> **Written instruction**
Repeat all of the material exactly as given.

========================================================================

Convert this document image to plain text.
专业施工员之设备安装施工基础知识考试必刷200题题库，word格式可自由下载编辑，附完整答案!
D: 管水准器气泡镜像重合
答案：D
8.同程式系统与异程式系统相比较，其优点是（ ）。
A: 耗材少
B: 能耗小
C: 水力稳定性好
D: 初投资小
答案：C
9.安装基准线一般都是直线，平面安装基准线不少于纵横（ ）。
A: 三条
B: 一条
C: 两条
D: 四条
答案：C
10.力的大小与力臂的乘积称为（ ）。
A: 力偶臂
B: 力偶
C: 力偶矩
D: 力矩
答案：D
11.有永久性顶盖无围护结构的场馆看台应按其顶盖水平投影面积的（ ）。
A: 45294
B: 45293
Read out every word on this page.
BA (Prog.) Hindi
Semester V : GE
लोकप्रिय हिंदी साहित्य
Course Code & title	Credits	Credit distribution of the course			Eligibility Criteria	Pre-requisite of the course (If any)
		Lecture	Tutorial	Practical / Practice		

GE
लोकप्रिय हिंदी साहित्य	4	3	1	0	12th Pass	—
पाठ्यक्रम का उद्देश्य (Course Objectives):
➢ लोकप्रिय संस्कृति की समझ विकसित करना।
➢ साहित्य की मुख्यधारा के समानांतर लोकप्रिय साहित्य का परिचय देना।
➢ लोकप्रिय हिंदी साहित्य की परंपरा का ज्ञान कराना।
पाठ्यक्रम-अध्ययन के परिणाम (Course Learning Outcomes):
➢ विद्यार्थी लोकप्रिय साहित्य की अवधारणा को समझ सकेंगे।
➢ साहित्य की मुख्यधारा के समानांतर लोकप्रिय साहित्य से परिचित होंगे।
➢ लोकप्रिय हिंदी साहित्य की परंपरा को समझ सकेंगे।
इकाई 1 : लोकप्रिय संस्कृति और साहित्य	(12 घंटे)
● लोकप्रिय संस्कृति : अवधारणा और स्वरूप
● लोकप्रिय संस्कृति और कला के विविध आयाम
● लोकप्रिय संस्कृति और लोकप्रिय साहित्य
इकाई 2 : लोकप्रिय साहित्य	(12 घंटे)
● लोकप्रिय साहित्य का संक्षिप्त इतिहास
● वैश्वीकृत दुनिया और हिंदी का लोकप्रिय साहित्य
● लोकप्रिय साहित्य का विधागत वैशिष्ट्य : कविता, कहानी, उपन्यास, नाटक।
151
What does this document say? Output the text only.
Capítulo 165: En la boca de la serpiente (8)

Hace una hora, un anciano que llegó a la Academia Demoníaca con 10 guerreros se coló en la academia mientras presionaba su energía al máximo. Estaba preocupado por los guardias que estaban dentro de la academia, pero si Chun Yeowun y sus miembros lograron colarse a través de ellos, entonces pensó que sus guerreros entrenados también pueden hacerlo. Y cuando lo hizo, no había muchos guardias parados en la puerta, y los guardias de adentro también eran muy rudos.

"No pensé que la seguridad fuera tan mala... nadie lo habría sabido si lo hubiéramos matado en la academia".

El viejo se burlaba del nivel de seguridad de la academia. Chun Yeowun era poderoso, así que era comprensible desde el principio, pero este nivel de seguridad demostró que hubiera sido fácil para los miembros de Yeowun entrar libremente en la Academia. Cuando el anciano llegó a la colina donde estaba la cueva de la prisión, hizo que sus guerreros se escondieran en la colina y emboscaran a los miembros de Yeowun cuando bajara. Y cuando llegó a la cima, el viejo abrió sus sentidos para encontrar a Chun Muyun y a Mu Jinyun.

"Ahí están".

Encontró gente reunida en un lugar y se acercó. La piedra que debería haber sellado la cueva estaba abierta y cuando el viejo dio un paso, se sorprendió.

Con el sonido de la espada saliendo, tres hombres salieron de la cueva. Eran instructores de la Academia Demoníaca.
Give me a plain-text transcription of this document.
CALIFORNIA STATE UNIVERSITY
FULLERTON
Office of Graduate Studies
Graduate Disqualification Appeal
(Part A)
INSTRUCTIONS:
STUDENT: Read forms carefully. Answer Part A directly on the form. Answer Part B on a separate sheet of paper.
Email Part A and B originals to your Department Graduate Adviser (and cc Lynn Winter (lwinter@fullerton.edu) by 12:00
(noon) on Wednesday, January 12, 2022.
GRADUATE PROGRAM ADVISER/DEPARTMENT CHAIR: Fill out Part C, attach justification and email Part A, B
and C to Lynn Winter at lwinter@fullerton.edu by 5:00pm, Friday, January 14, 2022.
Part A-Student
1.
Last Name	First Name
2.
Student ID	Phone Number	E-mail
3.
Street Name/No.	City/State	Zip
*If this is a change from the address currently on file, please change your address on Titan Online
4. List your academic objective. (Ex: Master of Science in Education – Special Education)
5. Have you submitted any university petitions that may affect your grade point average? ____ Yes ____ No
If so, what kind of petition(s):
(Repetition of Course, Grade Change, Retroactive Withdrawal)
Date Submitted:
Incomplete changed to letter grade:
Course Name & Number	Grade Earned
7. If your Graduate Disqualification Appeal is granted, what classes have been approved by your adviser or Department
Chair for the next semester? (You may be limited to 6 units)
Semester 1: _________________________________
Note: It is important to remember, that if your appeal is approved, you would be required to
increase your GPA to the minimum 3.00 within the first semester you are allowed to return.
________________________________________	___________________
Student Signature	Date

========================================================================

> **Solution for this exercise**
Convert this document image to plain text.
专业施工员之设备安装施工基础知识考试必刷200题题库，word格式可自由下载编辑，附完整答案!
D: 管水准器气泡镜像重合
答案：D
8.同程式系统与异程式系统相比较，其优点是（ ）。
A: 耗材少
B: 能耗小
C: 水力稳定性好
D: 初投资小
答案：C
9.安装基准线一般都是直线，平面安装基准线不少于纵横（ ）。
A: 三条
B: 一条
C: 两条
D: 四条
答案：C
10.力的大小与力臂的乘积称为（ ）。
A: 力偶臂
B: 力偶
C: 力偶矩
D: 力矩
答案：D
11.有永久性顶盖无围护结构的场馆看台应按其顶盖水平投影面积的（ ）。
A: 45294
B: 45293
Read out every word on this page.
BA (Prog.) Hindi
Semester V : GE
लोकप्रिय हिंदी साहित्य
Course Code & title	Credits	Credit distribution of the course			Eligibility Criteria	Pre-requisite of the course (If any)
		Lecture	Tutorial	Practical / Practice		

GE
लोकप्रिय हिंदी साहित्य	4	3	1	0	12th Pass	—
पाठ्यक्रम का उद्देश्य (Course Objectives):
➢ लोकप्रिय संस्कृति की समझ विकसित करना।
➢ साहित्य की मुख्यधारा के समानांतर लोकप्रिय साहित्य का परिचय देना।
➢ लोकप्रिय हिंदी साहित्य की परंपरा का ज्ञान कराना।
पाठ्यक्रम-अध्ययन के परिणाम (Course Learning Outcomes):
➢ विद्यार्थी लोकप्रिय साहित्य की अवधारणा को समझ सकेंगे।
➢ साहित्य की मुख्यधारा के समानांतर लोकप्रिय साहित्य से परिचित होंगे।
➢ लोकप्रिय हिंदी साहित्य की परंपरा को समझ सकेंगे।
इकाई 1 : लोकप्रिय संस्कृति और साहित्य	(12 घंटे)
● लोकप्रिय संस्कृति : अवधारणा और स्वरूप
● लोकप्रिय संस्कृति और कला के विविध आयाम
● लोकप्रिय संस्कृति और लोकप्रिय साहित्य
इकाई 2 : लोकप्रिय साहित्य	(12 घंटे)
● लोकप्रिय साहित्य का संक्षिप्त इतिहास
● वैश्वीकृत दुनिया और हिंदी का लोकप्रिय साहित्य
● लोकप्रिय साहित्य का विधागत वैशिष्ट्य : कविता, कहानी, उपन्यास, नाटक।
151
What does this document say? Output the text only.
Capítulo 165: En la boca de la serpiente (8)

Hace una hora, un anciano que llegó a la Academia Demoníaca con 10 guerreros se coló en la academia mientras presionaba su energía al máximo. Estaba preocupado por los guardias que estaban dentro de la academia, pero si Chun Yeowun y sus miembros lograron colarse a través de ellos, entonces pensó que sus guerreros entrenados también pueden hacerlo. Y cuando lo hizo, no había muchos guardias parados en la puerta, y los guardias de adentro también eran muy rudos.

"No pensé que la seguridad fuera tan mala... nadie lo habría sabido si lo hubiéramos matado en la academia".

El viejo se burlaba del nivel de seguridad de la academia. Chun Yeowun era poderoso, así que era comprensible desde el principio, pero este nivel de seguridad demostró que hubiera sido fácil para los miembros de Yeowun entrar libremente en la Academia. Cuando el anciano llegó a la colina donde estaba la cueva de la prisión, hizo que sus guerreros se escondieran en la colina y emboscaran a los miembros de Yeowun cuando bajara. Y cuando llegó a la cima, el viejo abrió sus sentidos para encontrar a Chun Muyun y a Mu Jinyun.

"Ahí están".

Encontró gente reunida en un lugar y se acercó. La piedra que debería haber sellado la cueva estaba abierta y cuando el viejo dio un paso, se sorprendió.

Con el sonido de la espada saliendo, tres hombres salieron de la cueva. Eran instructores de la Academia Demoníaca.
Give me a plain-text transcription of this document.
CALIFORNIA STATE UNIVERSITY
FULLERTON
Office of Graduate Studies
Graduate Disqualification Appeal
(Part A)
INSTRUCTIONS:
STUDENT: Read forms carefully. Answer Part A directly on the form. Answer Part B on a separate sheet of paper.
Email Part A and B originals to your Department Graduate Adviser (and cc Lynn Winter (lwinter@fullerton.edu) by 12:00
(noon) on Wednesday, January 12, 2022.
GRADUATE PROGRAM ADVISER/DEPARTMENT CHAIR: Fill out Part C, attach justification and email Part A, B
and C to Lynn Winter at lwinter@fullerton.edu by 5:00pm, Friday, January 14, 2022.
Part A-Student
1.
Last Name	First Name
2.
Student ID	Phone Number	E-mail
3.
Street Name/No.	City/State	Zip
*If this is a change from the address currently on file, please change your address on Titan Online
4. List your academic objective. (Ex: Master of Science in Education – Special Education)
5. Have you submitted any university petitions that may affect your grade point average? ____ Yes ____ No
If so, what kind of petition(s):
(Repetition of Course, Grade Change, Retroactive Withdrawal)
Date Submitted:
Incomplete changed to letter grade:
Course Name & Number	Grade Earned
7. If your Graduate Disqualification Appeal is granted, what classes have been approved by your adviser or Department
Chair for the next semester? (You may be limited to 6 units)
Semester 1: _________________________________
Note: It is important to remember, that if your appeal is approved, you would be required to
increase your GPA to the minimum 3.00 within the first semester you are allowed to return.
________________________________________	___________________
Student Signature	Date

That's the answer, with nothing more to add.